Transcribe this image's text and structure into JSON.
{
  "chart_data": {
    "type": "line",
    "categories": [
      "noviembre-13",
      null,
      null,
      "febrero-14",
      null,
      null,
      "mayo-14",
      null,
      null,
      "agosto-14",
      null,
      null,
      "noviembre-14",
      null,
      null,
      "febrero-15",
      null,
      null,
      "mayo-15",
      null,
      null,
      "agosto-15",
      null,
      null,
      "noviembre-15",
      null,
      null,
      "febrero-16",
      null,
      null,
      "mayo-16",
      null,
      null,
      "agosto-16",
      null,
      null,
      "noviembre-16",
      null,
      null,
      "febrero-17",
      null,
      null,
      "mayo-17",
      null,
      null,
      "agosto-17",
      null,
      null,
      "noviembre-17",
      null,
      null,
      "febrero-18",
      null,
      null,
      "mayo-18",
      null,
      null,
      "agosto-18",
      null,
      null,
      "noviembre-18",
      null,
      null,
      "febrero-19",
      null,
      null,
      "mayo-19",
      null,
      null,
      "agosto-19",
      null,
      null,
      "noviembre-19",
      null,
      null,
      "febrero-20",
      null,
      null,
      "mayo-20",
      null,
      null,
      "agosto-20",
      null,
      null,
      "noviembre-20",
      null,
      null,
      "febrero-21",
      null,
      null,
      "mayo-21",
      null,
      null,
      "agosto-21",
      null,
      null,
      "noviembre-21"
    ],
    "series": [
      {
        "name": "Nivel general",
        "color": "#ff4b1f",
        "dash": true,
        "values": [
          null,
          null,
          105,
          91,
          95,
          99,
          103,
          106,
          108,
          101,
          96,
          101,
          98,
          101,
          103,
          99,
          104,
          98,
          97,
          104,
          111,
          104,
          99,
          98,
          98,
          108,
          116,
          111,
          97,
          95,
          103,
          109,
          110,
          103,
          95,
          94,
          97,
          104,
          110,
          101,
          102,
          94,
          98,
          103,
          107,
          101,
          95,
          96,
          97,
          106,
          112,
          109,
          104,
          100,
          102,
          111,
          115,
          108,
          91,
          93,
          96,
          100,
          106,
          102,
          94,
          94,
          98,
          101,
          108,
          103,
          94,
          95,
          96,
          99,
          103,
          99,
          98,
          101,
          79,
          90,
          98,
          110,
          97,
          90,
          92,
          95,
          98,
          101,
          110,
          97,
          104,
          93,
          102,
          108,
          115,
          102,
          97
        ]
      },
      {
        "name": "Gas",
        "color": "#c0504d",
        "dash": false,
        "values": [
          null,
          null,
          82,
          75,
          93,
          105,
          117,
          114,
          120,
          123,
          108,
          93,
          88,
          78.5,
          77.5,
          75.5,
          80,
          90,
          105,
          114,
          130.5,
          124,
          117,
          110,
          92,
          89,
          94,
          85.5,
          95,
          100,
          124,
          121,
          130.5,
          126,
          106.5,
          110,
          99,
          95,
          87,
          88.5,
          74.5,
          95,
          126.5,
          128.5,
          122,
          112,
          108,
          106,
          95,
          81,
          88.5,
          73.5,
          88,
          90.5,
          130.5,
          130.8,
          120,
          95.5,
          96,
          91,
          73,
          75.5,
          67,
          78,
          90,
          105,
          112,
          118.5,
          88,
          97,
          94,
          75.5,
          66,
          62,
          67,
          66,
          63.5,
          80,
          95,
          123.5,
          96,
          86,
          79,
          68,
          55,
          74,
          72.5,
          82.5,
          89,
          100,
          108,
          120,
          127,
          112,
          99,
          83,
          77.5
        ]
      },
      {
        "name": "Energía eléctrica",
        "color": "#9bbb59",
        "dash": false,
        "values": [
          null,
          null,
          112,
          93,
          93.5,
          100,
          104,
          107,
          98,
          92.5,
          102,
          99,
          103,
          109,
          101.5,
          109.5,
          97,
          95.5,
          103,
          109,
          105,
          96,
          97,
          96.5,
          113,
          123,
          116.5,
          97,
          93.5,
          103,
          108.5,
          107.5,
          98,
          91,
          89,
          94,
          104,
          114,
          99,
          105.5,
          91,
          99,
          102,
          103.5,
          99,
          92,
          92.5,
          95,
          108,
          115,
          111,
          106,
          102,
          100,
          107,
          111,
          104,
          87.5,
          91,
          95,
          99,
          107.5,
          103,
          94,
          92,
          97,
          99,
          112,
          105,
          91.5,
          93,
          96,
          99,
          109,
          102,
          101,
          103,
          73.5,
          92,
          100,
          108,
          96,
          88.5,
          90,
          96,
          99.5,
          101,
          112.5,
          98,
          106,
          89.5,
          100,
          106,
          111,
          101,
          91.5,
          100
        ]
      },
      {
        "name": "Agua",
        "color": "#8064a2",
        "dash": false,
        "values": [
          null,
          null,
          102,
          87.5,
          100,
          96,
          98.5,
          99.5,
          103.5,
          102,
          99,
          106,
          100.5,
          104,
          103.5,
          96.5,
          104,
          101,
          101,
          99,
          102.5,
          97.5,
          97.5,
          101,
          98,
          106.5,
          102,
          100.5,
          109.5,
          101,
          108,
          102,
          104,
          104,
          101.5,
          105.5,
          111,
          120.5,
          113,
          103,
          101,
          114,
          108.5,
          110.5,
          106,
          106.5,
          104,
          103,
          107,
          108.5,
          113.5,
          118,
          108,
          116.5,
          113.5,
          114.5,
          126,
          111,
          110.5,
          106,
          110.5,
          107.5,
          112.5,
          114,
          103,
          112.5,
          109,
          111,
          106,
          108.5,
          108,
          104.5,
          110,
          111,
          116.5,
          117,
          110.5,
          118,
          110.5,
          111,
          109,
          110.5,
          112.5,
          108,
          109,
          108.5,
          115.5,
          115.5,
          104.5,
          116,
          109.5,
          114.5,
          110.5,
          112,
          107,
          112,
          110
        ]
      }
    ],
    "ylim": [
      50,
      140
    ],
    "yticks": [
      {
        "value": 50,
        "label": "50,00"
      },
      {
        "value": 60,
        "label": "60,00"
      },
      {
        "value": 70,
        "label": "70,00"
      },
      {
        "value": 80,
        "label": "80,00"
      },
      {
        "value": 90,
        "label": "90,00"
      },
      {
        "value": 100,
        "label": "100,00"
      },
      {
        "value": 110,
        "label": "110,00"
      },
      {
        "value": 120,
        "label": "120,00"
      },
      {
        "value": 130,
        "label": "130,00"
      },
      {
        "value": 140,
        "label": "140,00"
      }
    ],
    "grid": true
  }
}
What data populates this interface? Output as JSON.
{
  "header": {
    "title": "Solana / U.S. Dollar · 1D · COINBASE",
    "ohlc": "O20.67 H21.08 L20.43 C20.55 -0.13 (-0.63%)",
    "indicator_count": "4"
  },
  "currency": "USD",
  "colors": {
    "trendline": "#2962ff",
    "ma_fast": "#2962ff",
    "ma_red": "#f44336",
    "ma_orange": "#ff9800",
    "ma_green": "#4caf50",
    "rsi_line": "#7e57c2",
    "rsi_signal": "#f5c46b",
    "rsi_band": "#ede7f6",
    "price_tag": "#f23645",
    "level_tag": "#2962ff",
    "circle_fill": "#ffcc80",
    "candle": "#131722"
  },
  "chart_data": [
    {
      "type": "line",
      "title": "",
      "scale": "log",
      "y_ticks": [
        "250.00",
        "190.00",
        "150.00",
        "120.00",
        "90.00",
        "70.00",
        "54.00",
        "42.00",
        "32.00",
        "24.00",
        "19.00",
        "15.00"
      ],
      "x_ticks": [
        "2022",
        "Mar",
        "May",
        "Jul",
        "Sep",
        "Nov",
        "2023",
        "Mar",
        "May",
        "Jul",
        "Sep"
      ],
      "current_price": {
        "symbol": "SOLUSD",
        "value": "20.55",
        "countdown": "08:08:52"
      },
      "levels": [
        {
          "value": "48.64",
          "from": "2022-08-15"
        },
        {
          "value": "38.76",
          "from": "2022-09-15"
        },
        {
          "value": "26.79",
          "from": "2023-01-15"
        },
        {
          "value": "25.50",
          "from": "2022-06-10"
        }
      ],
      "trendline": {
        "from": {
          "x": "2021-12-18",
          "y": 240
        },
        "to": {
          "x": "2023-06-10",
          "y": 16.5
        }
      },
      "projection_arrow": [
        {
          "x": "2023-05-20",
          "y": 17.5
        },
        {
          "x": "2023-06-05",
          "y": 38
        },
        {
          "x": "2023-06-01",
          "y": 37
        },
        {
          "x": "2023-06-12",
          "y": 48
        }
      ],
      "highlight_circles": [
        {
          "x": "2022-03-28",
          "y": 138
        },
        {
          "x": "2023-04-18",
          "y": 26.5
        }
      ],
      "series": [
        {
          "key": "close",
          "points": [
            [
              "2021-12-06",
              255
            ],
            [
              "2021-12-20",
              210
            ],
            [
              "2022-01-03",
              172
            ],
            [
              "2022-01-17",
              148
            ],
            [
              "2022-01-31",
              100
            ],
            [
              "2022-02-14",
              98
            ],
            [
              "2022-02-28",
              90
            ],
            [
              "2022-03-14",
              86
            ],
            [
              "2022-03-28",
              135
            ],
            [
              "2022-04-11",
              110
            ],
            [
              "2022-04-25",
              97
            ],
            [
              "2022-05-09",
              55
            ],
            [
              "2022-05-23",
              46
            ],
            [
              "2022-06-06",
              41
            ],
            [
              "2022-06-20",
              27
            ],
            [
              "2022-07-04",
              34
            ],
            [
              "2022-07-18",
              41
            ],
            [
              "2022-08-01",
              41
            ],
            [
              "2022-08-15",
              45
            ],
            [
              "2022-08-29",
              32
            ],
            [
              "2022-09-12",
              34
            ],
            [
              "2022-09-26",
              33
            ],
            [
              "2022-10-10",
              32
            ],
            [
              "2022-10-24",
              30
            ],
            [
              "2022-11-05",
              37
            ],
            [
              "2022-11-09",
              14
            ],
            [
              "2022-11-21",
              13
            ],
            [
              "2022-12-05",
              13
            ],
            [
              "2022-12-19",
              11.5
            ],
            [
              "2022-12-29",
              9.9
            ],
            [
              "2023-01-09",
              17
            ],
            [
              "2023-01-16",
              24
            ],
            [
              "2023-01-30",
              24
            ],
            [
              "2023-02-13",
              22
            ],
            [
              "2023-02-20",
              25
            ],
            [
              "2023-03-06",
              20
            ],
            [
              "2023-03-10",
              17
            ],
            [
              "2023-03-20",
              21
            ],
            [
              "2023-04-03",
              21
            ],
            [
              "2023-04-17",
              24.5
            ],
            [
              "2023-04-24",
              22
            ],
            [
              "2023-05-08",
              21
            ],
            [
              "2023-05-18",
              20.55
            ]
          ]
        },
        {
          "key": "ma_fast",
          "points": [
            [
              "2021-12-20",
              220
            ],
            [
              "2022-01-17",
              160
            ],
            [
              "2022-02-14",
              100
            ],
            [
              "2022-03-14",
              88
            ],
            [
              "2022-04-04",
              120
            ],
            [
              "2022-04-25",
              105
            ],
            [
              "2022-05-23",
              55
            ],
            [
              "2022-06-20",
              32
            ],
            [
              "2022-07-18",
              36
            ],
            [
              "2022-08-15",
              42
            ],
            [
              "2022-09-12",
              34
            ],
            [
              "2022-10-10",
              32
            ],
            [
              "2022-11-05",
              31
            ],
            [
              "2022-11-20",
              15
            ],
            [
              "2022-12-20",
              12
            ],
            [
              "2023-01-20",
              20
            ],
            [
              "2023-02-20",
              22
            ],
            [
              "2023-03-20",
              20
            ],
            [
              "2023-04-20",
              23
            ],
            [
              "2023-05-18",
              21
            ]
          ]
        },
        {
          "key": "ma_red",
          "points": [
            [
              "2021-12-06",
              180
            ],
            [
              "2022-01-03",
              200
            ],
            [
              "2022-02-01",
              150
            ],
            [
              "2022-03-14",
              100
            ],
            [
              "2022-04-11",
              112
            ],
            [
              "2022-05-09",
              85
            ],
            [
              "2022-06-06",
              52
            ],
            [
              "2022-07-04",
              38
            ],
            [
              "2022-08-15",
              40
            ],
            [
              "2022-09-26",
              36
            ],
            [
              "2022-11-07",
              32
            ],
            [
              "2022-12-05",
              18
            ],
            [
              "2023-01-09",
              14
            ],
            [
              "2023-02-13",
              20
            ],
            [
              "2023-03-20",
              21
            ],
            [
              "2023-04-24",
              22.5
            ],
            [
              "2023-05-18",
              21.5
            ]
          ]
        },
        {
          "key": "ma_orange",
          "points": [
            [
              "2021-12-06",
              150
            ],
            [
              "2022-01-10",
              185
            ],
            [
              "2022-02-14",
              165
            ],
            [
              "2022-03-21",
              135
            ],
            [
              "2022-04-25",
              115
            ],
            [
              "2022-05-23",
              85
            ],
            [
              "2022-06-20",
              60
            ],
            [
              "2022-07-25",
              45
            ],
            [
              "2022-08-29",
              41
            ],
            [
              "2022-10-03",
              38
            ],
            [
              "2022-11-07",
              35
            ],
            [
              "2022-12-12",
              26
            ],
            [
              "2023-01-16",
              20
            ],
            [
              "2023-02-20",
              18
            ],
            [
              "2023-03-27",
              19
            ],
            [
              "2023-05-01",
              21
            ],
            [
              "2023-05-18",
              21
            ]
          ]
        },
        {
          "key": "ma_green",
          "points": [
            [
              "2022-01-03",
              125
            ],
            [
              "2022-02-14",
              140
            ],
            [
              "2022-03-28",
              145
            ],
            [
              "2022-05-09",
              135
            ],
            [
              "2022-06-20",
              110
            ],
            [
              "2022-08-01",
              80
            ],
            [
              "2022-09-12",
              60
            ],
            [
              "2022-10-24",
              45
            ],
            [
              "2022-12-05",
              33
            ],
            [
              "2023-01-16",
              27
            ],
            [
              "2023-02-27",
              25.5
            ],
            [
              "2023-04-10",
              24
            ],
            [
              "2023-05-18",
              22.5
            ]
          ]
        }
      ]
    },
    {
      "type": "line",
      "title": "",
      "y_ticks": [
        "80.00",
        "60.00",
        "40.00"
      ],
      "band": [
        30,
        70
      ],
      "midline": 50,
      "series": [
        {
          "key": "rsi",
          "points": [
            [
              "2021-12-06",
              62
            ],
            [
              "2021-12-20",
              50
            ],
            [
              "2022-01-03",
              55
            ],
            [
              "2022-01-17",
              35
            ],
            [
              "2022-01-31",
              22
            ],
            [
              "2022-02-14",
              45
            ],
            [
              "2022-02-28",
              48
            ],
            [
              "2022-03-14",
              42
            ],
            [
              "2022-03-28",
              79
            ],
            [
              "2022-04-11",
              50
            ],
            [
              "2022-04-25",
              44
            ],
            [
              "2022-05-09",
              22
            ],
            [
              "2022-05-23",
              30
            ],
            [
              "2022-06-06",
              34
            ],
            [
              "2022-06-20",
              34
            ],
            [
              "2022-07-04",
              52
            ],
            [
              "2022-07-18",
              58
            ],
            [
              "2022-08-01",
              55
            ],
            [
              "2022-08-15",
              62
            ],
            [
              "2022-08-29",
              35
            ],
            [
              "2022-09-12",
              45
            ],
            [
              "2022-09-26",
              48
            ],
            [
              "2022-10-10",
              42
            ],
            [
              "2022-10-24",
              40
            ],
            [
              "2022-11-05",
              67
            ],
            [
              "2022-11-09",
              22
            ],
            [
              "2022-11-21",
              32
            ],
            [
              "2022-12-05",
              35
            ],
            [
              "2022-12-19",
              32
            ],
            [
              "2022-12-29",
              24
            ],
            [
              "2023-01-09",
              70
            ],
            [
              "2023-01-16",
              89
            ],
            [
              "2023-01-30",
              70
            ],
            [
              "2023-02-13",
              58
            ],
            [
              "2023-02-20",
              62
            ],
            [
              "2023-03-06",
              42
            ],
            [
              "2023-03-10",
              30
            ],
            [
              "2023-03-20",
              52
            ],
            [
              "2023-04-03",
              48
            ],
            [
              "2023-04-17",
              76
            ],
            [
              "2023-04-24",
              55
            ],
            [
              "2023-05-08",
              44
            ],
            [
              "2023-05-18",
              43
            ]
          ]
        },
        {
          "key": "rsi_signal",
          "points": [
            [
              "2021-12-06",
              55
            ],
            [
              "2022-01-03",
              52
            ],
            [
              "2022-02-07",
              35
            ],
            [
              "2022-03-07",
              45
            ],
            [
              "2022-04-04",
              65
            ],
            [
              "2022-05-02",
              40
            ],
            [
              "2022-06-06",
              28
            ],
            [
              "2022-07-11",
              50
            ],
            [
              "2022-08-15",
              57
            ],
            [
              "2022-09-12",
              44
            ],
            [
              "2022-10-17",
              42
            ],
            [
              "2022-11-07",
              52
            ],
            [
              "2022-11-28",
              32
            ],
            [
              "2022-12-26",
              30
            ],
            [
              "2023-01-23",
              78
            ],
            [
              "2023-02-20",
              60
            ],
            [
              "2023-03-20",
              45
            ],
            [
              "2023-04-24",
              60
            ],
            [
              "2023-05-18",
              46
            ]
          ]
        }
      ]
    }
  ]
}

════════

**Given problem**
Copy every line of the listing containing the string "JSON".

**Output of the exercise**
Transcribe this image's text and structure into JSON.
What data populates this interface? Output as JSON.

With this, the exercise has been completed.